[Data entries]
------------

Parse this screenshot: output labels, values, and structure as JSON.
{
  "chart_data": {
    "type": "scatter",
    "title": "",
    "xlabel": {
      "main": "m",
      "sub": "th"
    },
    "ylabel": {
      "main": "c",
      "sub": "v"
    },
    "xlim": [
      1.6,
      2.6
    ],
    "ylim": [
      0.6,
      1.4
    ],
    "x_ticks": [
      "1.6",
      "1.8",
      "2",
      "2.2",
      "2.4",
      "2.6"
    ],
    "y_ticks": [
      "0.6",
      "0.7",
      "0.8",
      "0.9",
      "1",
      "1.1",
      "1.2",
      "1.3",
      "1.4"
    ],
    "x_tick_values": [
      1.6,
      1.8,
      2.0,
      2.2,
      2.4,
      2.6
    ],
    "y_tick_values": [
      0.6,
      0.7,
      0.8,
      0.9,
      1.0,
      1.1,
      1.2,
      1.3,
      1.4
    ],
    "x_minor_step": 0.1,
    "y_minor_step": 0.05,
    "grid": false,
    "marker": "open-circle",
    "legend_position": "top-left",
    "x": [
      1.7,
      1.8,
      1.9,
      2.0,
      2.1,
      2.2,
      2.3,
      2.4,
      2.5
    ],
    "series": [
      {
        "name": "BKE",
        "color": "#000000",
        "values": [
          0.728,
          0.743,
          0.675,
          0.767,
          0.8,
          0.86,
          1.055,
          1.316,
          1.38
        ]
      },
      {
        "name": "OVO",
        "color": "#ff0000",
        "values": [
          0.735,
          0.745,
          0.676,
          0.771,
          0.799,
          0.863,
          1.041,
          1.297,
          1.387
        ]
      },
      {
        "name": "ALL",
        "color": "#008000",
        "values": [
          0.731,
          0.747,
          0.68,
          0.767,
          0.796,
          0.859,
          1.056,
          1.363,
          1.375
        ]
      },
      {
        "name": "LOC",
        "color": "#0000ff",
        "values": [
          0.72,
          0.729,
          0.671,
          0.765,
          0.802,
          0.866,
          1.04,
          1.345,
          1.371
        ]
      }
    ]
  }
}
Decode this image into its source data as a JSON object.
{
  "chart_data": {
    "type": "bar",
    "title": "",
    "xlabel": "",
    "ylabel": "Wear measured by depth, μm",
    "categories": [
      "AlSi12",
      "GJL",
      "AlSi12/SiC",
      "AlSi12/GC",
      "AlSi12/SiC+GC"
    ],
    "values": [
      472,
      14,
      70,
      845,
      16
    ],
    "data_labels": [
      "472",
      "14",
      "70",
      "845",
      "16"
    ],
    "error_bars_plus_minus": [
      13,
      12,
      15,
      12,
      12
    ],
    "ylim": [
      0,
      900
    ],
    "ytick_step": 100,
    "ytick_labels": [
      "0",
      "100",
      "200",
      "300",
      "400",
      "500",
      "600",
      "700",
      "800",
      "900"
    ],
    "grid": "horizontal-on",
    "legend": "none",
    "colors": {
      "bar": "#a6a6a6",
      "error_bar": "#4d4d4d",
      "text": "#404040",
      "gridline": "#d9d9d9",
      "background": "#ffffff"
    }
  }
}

------------

> What the task asks
Read the data above. Pull out each line in which the string "ylabel" appears.

> Expected answer
    "ylabel": {
    "ylabel": "Wear measured by depth, μm",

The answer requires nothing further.